======== DATA FOR PROCESSING
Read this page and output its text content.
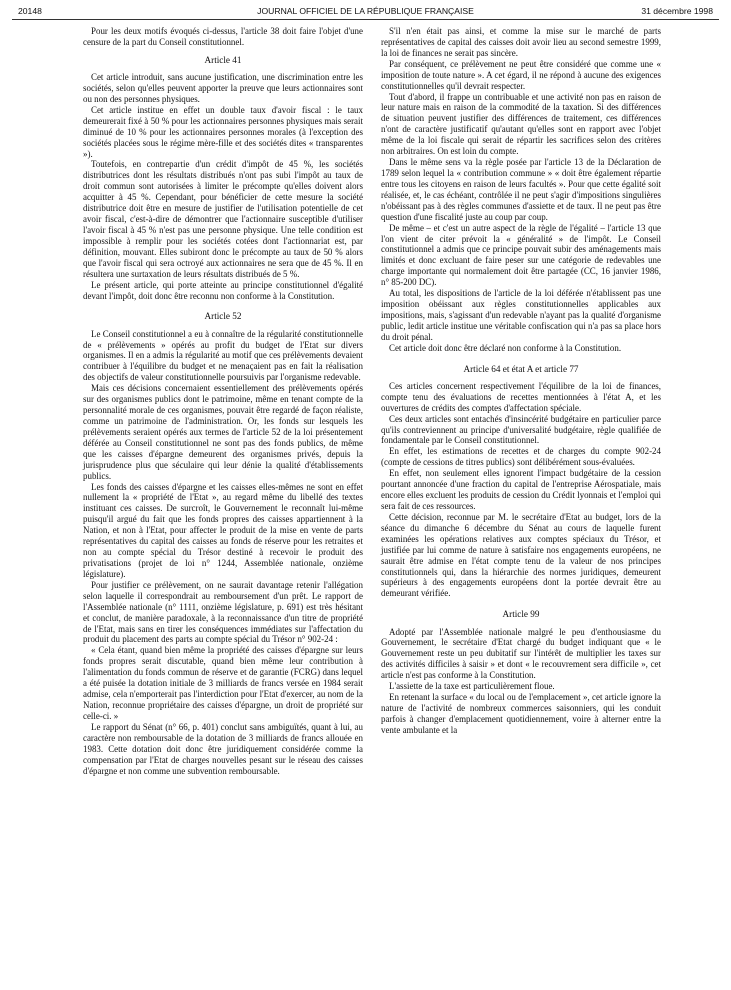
20148	JOURNAL OFFICIEL DE LA RÉPUBLIQUE FRANÇAISE	31 décembre 1998

Pour les deux motifs évoqués ci-dessus, l'article 38 doit faire l'objet d'une censure de la part du Conseil constitutionnel.

Article 41

Cet article introduit, sans aucune justification, une discrimination entre les sociétés, selon qu'elles peuvent apporter la preuve que leurs actionnaires sont ou non des personnes physiques.

Cet article institue en effet un double taux d'avoir fiscal : le taux demeurerait fixé à 50 % pour les actionnaires personnes physiques mais serait diminué de 10 % pour les actionnaires personnes morales (à l'exception des sociétés placées sous le régime mère-fille et des sociétés dites « transparentes »).

Toutefois, en contrepartie d'un crédit d'impôt de 45 %, les sociétés distributrices dont les résultats distribués n'ont pas subi l'impôt au taux de droit commun sont autorisées à limiter le précompte qu'elles doivent alors acquitter à 45 %. Cependant, pour bénéficier de cette mesure la société distributrice doit être en mesure de justifier de l'utilisation potentielle de cet avoir fiscal, c'est-à-dire de démontrer que l'actionnaire susceptible d'utiliser l'avoir fiscal à 45 % n'est pas une personne physique. Une telle condition est impossible à remplir pour les sociétés cotées dont l'actionnariat est, par définition, mouvant. Elles subiront donc le précompte au taux de 50 % alors que l'avoir fiscal qui sera octroyé aux actionnaires ne sera que de 45 %. Il en résultera une surtaxation de leurs résultats distribués de 5 %.

Le présent article, qui porte atteinte au principe constitutionnel d'égalité devant l'impôt, doit donc être reconnu non conforme à la Constitution.

Article 52

Le Conseil constitutionnel a eu à connaître de la régularité constitutionnelle de « prélèvements » opérés au profit du budget de l'Etat sur divers organismes. Il en a admis la régularité au motif que ces prélèvements devaient contribuer à l'équilibre du budget et ne menaçaient pas en fait la réalisation des objectifs de valeur constitutionnelle poursuivis par l'organisme redevable.

Mais ces décisions concernaient essentiellement des prélèvements opérés sur des organismes publics dont le patrimoine, même en tenant compte de la personnalité morale de ces organismes, pouvait être regardé de façon réaliste, comme un patrimoine de l'administration. Or, les fonds sur lesquels les prélèvements seraient opérés aux termes de l'article 52 de la loi présentement déférée au Conseil constitutionnel ne sont pas des fonds publics, de même que les caisses d'épargne demeurent des organismes privés, depuis la jurisprudence plus que séculaire qui leur dénie la qualité d'établissements publics.

Les fonds des caisses d'épargne et les caisses elles-mêmes ne sont en effet nullement la « propriété de l'Etat », au regard même du libellé des textes instituant ces caisses. De surcroît, le Gouvernement le reconnaît lui-même puisqu'il argué du fait que les fonds propres des caisses appartiennent à la Nation, et non à l'Etat, pour affecter le produit de la mise en vente de parts représentatives du capital des caisses au fonds de réserve pour les retraites et non au compte spécial du Trésor destiné à recevoir le produit des privatisations (projet de loi n° 1244, Assemblée nationale, onzième législature).

Pour justifier ce prélèvement, on ne saurait davantage retenir l'allégation selon laquelle il correspondrait au remboursement d'un prêt. Le rapport de l'Assemblée nationale (n° 1111, onzième législature, p. 691) est très hésitant et conclut, de manière paradoxale, à la reconnaissance d'un titre de propriété de l'Etat, mais sans en tirer les conséquences immédiates sur l'affectation du produit du placement des parts au compte spécial du Trésor n° 902-24 :

« Cela étant, quand bien même la propriété des caisses d'épargne sur leurs fonds propres serait discutable, quand bien même leur contribution à l'alimentation du fonds commun de réserve et de garantie (FCRG) dans lequel a été puisée la dotation initiale de 3 milliards de francs versée en 1984 serait admise, cela n'emporterait pas l'interdiction pour l'Etat d'exercer, au nom de la Nation, reconnue propriétaire des caisses d'épargne, un droit de propriété sur celle-ci. »

Le rapport du Sénat (n° 66, p. 401) conclut sans ambiguïtés, quant à lui, au caractère non remboursable de la dotation de 3 milliards de francs allouée en 1983. Cette dotation doit donc être juridiquement considérée comme la compensation par l'Etat de charges nouvelles pesant sur le réseau des caisses d'épargne et non comme une subvention remboursable.

S'il n'en était pas ainsi, et comme la mise sur le marché de parts représentatives de capital des caisses doit avoir lieu au second semestre 1999, la loi de finances ne serait pas sincère.

Par conséquent, ce prélèvement ne peut être considéré que comme une « imposition de toute nature ». A cet égard, il ne répond à aucune des exigences constitutionnelles qu'il devrait respecter.

Tout d'abord, il frappe un contribuable et une activité non pas en raison de leur nature mais en raison de la commodité de la taxation. Si des différences de situation peuvent justifier des différences de traitement, ces différences n'ont de caractère justificatif qu'autant qu'elles sont en rapport avec l'objet même de la loi fiscale qui serait de répartir les sacrifices selon des critères non arbitraires. On est loin du compte.

Dans le même sens va la règle posée par l'article 13 de la Déclaration de 1789 selon lequel la « contribution commune » « doit être également répartie entre tous les citoyens en raison de leurs facultés ». Pour que cette égalité soit réalisée, et, le cas échéant, contrôlée il ne peut s'agir d'impositions singulières n'obéissant pas à des règles communes d'assiette et de taux. Il ne peut pas être question d'une fiscalité juste au coup par coup.

De même – et c'est un autre aspect de la règle de l'égalité – l'article 13 que l'on vient de citer prévoit la « généralité » de l'impôt. Le Conseil constitutionnel a admis que ce principe pouvait subir des aménagements mais limités et donc excluant de faire peser sur une catégorie de redevables une charge importante qui normalement doit être partagée (CC, 16 janvier 1986, n° 85-200 DC).

Au total, les dispositions de l'article de la loi déférée n'établissent pas une imposition obéissant aux règles constitutionnelles applicables aux impositions, mais, s'agissant d'un redevable n'ayant pas la qualité d'organisme public, ledit article institue une véritable confiscation qui n'a pas sa place hors du droit pénal.

Cet article doit donc être déclaré non conforme à la Constitution.

Article 64 et état A et article 77

Ces articles concernent respectivement l'équilibre de la loi de finances, compte tenu des évaluations de recettes mentionnées à l'état A, et les ouvertures de crédits des comptes d'affectation spéciale.

Ces deux articles sont entachés d'insincérité budgétaire en particulier parce qu'ils contreviennent au principe d'universalité budgétaire, règle qualifiée de fondamentale par le Conseil constitutionnel.

En effet, les estimations de recettes et de charges du compte 902-24 (compte de cessions de titres publics) sont délibérément sous-évaluées.

En effet, non seulement elles ignorent l'impact budgétaire de la cession pourtant annoncée d'une fraction du capital de l'entreprise Aérospatiale, mais encore elles excluent les produits de cession du Crédit lyonnais et l'emploi qui sera fait de ces ressources.

Cette décision, reconnue par M. le secrétaire d'Etat au budget, lors de la séance du dimanche 6 décembre du Sénat au cours de laquelle furent examinées les opérations relatives aux comptes spéciaux du Trésor, et justifiée par lui comme de nature à satisfaire nos engagements européens, ne saurait être admise en l'état compte tenu de la valeur de nos principes constitutionnels qui, dans la hiérarchie des normes juridiques, demeurent supérieurs à des engagements européens dont la portée devrait être au demeurant vérifiée.

Article 99

Adopté par l'Assemblée nationale malgré le peu d'enthousiasme du Gouvernement, le secrétaire d'Etat chargé du budget indiquant que « le Gouvernement reste un peu dubitatif sur l'intérêt de multiplier les taxes sur des activités difficiles à saisir » et dont « le recouvrement sera difficile », cet article n'est pas conforme à la Constitution.

L'assiette de la taxe est particulièrement floue.

En retenant la surface « du local ou de l'emplacement », cet article ignore la nature de l'activité de nombreux commerces saisonniers, qui les conduit parfois à changer d'emplacement quotidiennement, voire à alterner entre la vente ambulante et la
================
Copy out all the records exactly, excluding pictures.

Read this page and output its text content.
20148	JOURNAL OFFICIEL DE LA RÉPUBLIQUE FRANÇAISE	31 décembre 1998

Pour les deux motifs évoqués ci-dessus, l'article 38 doit faire l'objet d'une censure de la part du Conseil constitutionnel.

Article 41

Cet article introduit, sans aucune justification, une discrimination entre les sociétés, selon qu'elles peuvent apporter la preuve que leurs actionnaires sont ou non des personnes physiques.

Cet article institue en effet un double taux d'avoir fiscal : le taux demeurerait fixé à 50 % pour les actionnaires personnes physiques mais serait diminué de 10 % pour les actionnaires personnes morales (à l'exception des sociétés placées sous le régime mère-fille et des sociétés dites « transparentes »).

Toutefois, en contrepartie d'un crédit d'impôt de 45 %, les sociétés distributrices dont les résultats distribués n'ont pas subi l'impôt au taux de droit commun sont autorisées à limiter le précompte qu'elles doivent alors acquitter à 45 %. Cependant, pour bénéficier de cette mesure la société distributrice doit être en mesure de justifier de l'utilisation potentielle de cet avoir fiscal, c'est-à-dire de démontrer que l'actionnaire susceptible d'utiliser l'avoir fiscal à 45 % n'est pas une personne physique. Une telle condition est impossible à remplir pour les sociétés cotées dont l'actionnariat est, par définition, mouvant. Elles subiront donc le précompte au taux de 50 % alors que l'avoir fiscal qui sera octroyé aux actionnaires ne sera que de 45 %. Il en résultera une surtaxation de leurs résultats distribués de 5 %.

Le présent article, qui porte atteinte au principe constitutionnel d'égalité devant l'impôt, doit donc être reconnu non conforme à la Constitution.

Article 52

Le Conseil constitutionnel a eu à connaître de la régularité constitutionnelle de « prélèvements » opérés au profit du budget de l'Etat sur divers organismes. Il en a admis la régularité au motif que ces prélèvements devaient contribuer à l'équilibre du budget et ne menaçaient pas en fait la réalisation des objectifs de valeur constitutionnelle poursuivis par l'organisme redevable.

Mais ces décisions concernaient essentiellement des prélèvements opérés sur des organismes publics dont le patrimoine, même en tenant compte de la personnalité morale de ces organismes, pouvait être regardé de façon réaliste, comme un patrimoine de l'administration. Or, les fonds sur lesquels les prélèvements seraient opérés aux termes de l'article 52 de la loi présentement déférée au Conseil constitutionnel ne sont pas des fonds publics, de même que les caisses d'épargne demeurent des organismes privés, depuis la jurisprudence plus que séculaire qui leur dénie la qualité d'établissements publics.

Les fonds des caisses d'épargne et les caisses elles-mêmes ne sont en effet nullement la « propriété de l'Etat », au regard même du libellé des textes instituant ces caisses. De surcroît, le Gouvernement le reconnaît lui-même puisqu'il argué du fait que les fonds propres des caisses appartiennent à la Nation, et non à l'Etat, pour affecter le produit de la mise en vente de parts représentatives du capital des caisses au fonds de réserve pour les retraites et non au compte spécial du Trésor destiné à recevoir le produit des privatisations (projet de loi n° 1244, Assemblée nationale, onzième législature).

Pour justifier ce prélèvement, on ne saurait davantage retenir l'allégation selon laquelle il correspondrait au remboursement d'un prêt. Le rapport de l'Assemblée nationale (n° 1111, onzième législature, p. 691) est très hésitant et conclut, de manière paradoxale, à la reconnaissance d'un titre de propriété de l'Etat, mais sans en tirer les conséquences immédiates sur l'affectation du produit du placement des parts au compte spécial du Trésor n° 902-24 :

« Cela étant, quand bien même la propriété des caisses d'épargne sur leurs fonds propres serait discutable, quand bien même leur contribution à l'alimentation du fonds commun de réserve et de garantie (FCRG) dans lequel a été puisée la dotation initiale de 3 milliards de francs versée en 1984 serait admise, cela n'emporterait pas l'interdiction pour l'Etat d'exercer, au nom de la Nation, reconnue propriétaire des caisses d'épargne, un droit de propriété sur celle-ci. »

Le rapport du Sénat (n° 66, p. 401) conclut sans ambiguïtés, quant à lui, au caractère non remboursable de la dotation de 3 milliards de francs allouée en 1983. Cette dotation doit donc être juridiquement considérée comme la compensation par l'Etat de charges nouvelles pesant sur le réseau des caisses d'épargne et non comme une subvention remboursable.

S'il n'en était pas ainsi, et comme la mise sur le marché de parts représentatives de capital des caisses doit avoir lieu au second semestre 1999, la loi de finances ne serait pas sincère.

Par conséquent, ce prélèvement ne peut être considéré que comme une « imposition de toute nature ». A cet égard, il ne répond à aucune des exigences constitutionnelles qu'il devrait respecter.

Tout d'abord, il frappe un contribuable et une activité non pas en raison de leur nature mais en raison de la commodité de la taxation. Si des différences de situation peuvent justifier des différences de traitement, ces différences n'ont de caractère justificatif qu'autant qu'elles sont en rapport avec l'objet même de la loi fiscale qui serait de répartir les sacrifices selon des critères non arbitraires. On est loin du compte.

Dans le même sens va la règle posée par l'article 13 de la Déclaration de 1789 selon lequel la « contribution commune » « doit être également répartie entre tous les citoyens en raison de leurs facultés ». Pour que cette égalité soit réalisée, et, le cas échéant, contrôlée il ne peut s'agir d'impositions singulières n'obéissant pas à des règles communes d'assiette et de taux. Il ne peut pas être question d'une fiscalité juste au coup par coup.

De même – et c'est un autre aspect de la règle de l'égalité – l'article 13 que l'on vient de citer prévoit la « généralité » de l'impôt. Le Conseil constitutionnel a admis que ce principe pouvait subir des aménagements mais limités et donc excluant de faire peser sur une catégorie de redevables une charge importante qui normalement doit être partagée (CC, 16 janvier 1986, n° 85-200 DC).

Au total, les dispositions de l'article de la loi déférée n'établissent pas une imposition obéissant aux règles constitutionnelles applicables aux impositions, mais, s'agissant d'un redevable n'ayant pas la qualité d'organisme public, ledit article institue une véritable confiscation qui n'a pas sa place hors du droit pénal.

Cet article doit donc être déclaré non conforme à la Constitution.

Article 64 et état A et article 77

Ces articles concernent respectivement l'équilibre de la loi de finances, compte tenu des évaluations de recettes mentionnées à l'état A, et les ouvertures de crédits des comptes d'affectation spéciale.

Ces deux articles sont entachés d'insincérité budgétaire en particulier parce qu'ils contreviennent au principe d'universalité budgétaire, règle qualifiée de fondamentale par le Conseil constitutionnel.

En effet, les estimations de recettes et de charges du compte 902-24 (compte de cessions de titres publics) sont délibérément sous-évaluées.

En effet, non seulement elles ignorent l'impact budgétaire de la cession pourtant annoncée d'une fraction du capital de l'entreprise Aérospatiale, mais encore elles excluent les produits de cession du Crédit lyonnais et l'emploi qui sera fait de ces ressources.

Cette décision, reconnue par M. le secrétaire d'Etat au budget, lors de la séance du dimanche 6 décembre du Sénat au cours de laquelle furent examinées les opérations relatives aux comptes spéciaux du Trésor, et justifiée par lui comme de nature à satisfaire nos engagements européens, ne saurait être admise en l'état compte tenu de la valeur de nos principes constitutionnels qui, dans la hiérarchie des normes juridiques, demeurent supérieurs à des engagements européens dont la portée devrait être au demeurant vérifiée.

Article 99

Adopté par l'Assemblée nationale malgré le peu d'enthousiasme du Gouvernement, le secrétaire d'Etat chargé du budget indiquant que « le Gouvernement reste un peu dubitatif sur l'intérêt de multiplier les taxes sur des activités difficiles à saisir » et dont « le recouvrement sera difficile », cet article n'est pas conforme à la Constitution.

L'assiette de la taxe est particulièrement floue.

En retenant la surface « du local ou de l'emplacement », cet article ignore la nature de l'activité de nombreux commerces saisonniers, qui les conduit parfois à changer d'emplacement quotidiennement, voire à alterner entre la vente ambulante et la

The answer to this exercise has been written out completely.